GIVEN RECORDS:
-- start --

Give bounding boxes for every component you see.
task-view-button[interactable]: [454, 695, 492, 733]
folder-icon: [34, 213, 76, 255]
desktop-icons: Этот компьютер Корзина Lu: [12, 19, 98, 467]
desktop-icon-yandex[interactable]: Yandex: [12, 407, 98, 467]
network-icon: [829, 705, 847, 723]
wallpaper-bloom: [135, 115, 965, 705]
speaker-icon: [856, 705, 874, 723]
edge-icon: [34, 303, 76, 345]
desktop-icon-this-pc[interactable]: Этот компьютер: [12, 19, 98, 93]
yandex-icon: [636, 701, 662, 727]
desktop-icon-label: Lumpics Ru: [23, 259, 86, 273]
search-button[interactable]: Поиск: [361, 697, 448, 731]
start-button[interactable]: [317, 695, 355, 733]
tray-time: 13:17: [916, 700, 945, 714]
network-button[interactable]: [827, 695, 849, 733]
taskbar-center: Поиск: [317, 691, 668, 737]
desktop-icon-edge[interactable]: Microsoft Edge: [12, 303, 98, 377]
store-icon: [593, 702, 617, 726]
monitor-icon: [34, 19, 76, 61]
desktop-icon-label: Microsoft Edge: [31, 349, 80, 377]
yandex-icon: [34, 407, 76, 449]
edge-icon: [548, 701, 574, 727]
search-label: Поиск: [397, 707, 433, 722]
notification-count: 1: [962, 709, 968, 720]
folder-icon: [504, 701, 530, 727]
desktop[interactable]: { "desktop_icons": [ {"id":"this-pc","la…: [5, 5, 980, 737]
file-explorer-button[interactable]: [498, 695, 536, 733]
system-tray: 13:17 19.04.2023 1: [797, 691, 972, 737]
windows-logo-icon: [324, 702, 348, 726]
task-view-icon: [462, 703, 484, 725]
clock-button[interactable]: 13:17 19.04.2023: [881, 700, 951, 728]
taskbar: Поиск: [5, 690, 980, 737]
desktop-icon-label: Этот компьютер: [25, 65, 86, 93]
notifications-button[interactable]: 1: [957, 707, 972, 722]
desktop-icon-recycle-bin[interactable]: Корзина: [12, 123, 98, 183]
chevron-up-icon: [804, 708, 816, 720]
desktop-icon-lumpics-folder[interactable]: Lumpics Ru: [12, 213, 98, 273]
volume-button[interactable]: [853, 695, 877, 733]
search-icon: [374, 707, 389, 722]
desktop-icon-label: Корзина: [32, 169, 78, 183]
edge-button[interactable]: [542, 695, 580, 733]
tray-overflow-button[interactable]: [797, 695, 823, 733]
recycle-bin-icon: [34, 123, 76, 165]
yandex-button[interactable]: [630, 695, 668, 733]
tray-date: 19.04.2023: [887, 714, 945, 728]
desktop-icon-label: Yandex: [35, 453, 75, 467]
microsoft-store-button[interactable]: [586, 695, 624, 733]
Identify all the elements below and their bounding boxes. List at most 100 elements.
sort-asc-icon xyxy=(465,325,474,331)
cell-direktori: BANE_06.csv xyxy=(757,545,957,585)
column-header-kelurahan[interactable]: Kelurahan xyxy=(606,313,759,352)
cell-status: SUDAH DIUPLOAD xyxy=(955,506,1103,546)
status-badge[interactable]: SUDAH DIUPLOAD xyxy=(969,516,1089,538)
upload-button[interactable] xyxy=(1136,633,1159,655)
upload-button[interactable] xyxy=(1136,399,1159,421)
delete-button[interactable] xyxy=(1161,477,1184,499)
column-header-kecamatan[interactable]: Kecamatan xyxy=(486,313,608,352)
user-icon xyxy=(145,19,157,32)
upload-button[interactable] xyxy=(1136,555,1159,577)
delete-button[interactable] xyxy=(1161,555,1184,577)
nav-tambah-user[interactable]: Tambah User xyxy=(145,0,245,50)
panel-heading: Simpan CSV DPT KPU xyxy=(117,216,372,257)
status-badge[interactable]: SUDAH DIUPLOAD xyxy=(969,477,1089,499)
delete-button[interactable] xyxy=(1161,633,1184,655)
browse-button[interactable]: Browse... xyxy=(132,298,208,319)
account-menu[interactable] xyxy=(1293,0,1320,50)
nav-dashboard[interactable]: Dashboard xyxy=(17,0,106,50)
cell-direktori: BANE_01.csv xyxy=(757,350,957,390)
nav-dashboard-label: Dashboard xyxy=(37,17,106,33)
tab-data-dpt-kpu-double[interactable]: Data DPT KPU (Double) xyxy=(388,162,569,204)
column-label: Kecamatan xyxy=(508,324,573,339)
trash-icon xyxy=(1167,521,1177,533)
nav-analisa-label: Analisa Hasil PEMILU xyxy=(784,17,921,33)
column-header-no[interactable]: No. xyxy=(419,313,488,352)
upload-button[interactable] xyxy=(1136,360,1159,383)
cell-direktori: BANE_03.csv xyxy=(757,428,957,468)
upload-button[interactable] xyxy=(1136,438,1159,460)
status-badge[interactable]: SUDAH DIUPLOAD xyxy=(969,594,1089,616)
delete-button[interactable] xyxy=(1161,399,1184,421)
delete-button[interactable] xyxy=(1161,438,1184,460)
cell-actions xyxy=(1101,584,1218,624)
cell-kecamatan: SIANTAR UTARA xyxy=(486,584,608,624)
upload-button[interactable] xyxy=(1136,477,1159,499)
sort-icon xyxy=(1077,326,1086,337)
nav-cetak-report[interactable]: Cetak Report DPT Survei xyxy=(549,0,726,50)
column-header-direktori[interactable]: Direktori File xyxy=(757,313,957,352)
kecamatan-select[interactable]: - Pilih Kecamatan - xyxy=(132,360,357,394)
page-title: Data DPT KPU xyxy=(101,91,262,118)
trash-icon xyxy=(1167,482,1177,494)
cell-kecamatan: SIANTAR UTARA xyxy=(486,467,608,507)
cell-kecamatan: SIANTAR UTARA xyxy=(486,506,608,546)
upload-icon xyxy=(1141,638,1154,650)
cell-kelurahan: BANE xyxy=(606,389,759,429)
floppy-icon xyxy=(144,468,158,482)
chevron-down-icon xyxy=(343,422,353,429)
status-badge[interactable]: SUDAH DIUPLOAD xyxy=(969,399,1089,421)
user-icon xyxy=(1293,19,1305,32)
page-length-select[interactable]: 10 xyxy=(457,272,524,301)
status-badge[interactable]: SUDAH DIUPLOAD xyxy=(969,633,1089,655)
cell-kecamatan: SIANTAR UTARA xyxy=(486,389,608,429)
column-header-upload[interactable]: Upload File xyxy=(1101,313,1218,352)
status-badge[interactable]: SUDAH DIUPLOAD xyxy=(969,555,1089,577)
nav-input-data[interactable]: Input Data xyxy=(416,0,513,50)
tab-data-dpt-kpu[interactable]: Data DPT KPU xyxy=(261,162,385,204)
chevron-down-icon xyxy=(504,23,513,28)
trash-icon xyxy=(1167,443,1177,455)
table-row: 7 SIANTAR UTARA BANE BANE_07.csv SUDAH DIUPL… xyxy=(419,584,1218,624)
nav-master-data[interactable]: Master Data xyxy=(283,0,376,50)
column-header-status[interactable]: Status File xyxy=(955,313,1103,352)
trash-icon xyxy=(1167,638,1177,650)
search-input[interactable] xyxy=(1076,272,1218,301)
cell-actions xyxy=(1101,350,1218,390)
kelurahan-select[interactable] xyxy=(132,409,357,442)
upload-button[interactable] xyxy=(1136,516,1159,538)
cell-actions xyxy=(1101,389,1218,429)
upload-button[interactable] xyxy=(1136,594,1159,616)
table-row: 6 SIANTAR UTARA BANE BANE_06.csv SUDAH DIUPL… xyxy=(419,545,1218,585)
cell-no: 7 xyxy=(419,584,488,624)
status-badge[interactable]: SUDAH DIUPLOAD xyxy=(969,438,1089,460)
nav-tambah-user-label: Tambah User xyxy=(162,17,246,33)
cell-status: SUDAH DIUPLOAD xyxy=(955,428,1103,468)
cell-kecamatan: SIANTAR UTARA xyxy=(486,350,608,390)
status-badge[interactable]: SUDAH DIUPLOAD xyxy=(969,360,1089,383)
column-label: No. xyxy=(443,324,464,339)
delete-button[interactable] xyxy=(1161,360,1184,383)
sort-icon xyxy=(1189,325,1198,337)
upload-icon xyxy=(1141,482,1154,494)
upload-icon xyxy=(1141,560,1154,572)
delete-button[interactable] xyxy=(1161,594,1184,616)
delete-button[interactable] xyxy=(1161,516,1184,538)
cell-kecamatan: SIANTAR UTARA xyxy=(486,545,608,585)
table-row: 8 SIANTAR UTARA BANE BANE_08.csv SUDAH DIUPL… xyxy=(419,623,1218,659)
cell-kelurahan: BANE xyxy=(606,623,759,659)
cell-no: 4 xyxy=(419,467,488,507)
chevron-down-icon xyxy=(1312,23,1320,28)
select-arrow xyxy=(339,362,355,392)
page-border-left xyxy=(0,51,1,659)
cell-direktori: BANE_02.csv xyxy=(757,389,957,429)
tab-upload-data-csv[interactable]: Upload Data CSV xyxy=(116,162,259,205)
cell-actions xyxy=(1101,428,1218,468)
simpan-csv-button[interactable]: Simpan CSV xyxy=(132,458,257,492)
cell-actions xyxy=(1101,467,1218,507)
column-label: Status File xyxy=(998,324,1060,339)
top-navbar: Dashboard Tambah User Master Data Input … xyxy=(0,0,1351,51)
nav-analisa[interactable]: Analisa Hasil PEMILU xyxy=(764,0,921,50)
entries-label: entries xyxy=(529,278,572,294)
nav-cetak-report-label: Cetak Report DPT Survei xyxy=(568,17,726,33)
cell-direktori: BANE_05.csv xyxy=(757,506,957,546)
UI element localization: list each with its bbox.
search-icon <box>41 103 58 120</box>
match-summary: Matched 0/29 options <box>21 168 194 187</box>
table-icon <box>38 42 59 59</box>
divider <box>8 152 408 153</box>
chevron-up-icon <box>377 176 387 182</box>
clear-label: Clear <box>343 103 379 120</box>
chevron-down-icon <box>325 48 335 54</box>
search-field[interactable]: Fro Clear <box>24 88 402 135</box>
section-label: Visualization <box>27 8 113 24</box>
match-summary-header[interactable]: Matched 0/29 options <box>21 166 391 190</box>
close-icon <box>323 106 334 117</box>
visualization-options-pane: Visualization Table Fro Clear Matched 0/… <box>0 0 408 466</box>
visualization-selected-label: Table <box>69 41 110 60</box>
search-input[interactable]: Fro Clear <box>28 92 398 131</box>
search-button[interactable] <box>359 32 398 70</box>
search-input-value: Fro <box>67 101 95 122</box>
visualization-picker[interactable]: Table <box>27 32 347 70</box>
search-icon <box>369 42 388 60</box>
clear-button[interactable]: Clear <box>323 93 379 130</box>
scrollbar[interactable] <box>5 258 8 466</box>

-- end --

PROMPT:
Which lines of the material contain the word "Report"? Copy each of them.

SOLVED PROBLEM:
nav-cetak-report[interactable]: Cetak Report DPT Survei xyxy=(549,0,726,50)
nav-cetak-report-label: Cetak Report DPT Survei xyxy=(568,17,726,33)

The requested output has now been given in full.